DATA FOR PROCESSING »
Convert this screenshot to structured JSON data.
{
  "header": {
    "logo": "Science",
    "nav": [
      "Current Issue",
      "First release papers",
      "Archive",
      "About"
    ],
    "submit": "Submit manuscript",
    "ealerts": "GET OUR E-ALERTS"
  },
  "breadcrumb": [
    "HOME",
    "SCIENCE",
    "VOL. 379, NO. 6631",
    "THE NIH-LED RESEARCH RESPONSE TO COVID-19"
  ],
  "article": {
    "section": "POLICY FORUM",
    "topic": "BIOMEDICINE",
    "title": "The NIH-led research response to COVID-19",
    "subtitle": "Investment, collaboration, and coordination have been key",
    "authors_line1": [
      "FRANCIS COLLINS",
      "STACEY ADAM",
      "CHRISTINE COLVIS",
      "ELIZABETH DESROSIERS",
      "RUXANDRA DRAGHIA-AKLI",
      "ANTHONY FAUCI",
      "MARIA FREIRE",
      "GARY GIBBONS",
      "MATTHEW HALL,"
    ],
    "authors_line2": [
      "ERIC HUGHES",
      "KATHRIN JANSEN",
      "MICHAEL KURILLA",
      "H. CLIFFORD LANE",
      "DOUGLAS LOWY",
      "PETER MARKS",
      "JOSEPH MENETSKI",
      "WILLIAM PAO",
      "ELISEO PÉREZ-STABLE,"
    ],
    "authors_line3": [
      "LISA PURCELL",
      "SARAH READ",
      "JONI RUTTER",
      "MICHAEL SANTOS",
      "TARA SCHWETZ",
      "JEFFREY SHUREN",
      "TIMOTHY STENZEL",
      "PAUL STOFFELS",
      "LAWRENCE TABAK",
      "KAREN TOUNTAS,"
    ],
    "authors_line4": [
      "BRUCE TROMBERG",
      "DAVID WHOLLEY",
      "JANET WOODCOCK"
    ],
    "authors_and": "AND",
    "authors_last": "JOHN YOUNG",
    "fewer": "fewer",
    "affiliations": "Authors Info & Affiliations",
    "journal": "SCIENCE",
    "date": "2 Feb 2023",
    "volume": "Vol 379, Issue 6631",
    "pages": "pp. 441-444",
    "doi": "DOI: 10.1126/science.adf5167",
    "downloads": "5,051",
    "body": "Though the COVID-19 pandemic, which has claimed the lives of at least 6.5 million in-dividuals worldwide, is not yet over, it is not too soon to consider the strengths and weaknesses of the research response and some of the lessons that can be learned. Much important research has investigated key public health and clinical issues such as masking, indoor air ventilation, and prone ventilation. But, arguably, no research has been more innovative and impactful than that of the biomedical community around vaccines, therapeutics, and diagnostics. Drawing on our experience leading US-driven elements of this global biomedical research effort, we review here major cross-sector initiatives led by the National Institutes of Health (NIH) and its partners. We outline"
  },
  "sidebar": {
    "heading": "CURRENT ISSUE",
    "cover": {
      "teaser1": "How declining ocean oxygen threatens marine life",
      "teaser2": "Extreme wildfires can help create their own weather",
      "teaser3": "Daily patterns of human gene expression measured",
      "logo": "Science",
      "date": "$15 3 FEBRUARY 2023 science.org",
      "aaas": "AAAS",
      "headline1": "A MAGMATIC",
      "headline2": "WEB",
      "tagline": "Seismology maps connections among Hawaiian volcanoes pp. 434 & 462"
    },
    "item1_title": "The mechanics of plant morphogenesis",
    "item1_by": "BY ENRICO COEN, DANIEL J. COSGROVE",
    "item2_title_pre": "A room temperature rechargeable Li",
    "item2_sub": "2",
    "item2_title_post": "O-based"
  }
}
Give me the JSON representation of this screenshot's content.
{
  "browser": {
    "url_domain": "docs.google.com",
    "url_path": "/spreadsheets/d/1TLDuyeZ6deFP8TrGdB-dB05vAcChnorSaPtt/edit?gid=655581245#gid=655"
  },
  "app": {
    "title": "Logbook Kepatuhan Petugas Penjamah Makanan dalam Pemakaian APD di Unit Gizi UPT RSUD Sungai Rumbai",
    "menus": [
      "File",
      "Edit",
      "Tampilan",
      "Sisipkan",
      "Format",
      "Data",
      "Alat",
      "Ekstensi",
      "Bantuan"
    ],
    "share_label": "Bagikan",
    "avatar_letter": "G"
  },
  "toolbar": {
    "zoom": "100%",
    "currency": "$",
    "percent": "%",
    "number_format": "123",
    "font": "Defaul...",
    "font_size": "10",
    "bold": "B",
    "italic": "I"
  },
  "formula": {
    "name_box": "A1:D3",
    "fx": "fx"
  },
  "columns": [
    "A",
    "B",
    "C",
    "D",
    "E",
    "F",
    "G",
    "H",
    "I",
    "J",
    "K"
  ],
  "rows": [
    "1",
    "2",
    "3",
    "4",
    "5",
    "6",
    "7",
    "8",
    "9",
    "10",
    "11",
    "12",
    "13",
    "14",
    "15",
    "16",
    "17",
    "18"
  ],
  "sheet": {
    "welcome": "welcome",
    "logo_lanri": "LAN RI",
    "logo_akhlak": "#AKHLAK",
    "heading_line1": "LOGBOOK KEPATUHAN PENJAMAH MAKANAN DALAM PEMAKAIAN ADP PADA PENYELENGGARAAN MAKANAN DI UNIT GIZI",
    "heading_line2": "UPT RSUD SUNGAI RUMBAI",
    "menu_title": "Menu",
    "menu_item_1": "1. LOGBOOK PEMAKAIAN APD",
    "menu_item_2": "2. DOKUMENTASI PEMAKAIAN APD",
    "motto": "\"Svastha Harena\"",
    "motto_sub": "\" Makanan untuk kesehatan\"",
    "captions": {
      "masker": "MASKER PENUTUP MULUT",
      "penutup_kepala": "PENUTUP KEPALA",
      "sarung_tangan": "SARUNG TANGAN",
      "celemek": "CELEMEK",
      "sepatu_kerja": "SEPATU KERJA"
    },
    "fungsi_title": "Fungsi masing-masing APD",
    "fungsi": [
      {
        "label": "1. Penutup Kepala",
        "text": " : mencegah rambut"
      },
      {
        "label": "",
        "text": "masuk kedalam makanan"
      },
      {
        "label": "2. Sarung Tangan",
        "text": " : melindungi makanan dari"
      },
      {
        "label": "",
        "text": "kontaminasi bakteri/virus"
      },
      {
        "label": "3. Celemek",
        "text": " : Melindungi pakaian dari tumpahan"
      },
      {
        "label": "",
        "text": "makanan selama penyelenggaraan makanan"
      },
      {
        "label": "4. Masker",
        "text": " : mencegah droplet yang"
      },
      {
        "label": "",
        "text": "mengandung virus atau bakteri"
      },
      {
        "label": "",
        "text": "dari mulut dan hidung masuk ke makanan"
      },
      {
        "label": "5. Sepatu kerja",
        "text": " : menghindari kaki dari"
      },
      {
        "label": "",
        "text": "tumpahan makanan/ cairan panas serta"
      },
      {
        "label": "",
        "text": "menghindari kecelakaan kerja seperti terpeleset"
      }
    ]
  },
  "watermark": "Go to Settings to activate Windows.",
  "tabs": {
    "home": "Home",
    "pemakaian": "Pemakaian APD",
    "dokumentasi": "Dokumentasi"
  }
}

TO DO » Search the data and copy each line containing "bakteri".

RESPONSE FOR THIS EXERCISE »
        "text": "kontaminasi bakteri/virus"
        "text": "mengandung virus atau bakteri"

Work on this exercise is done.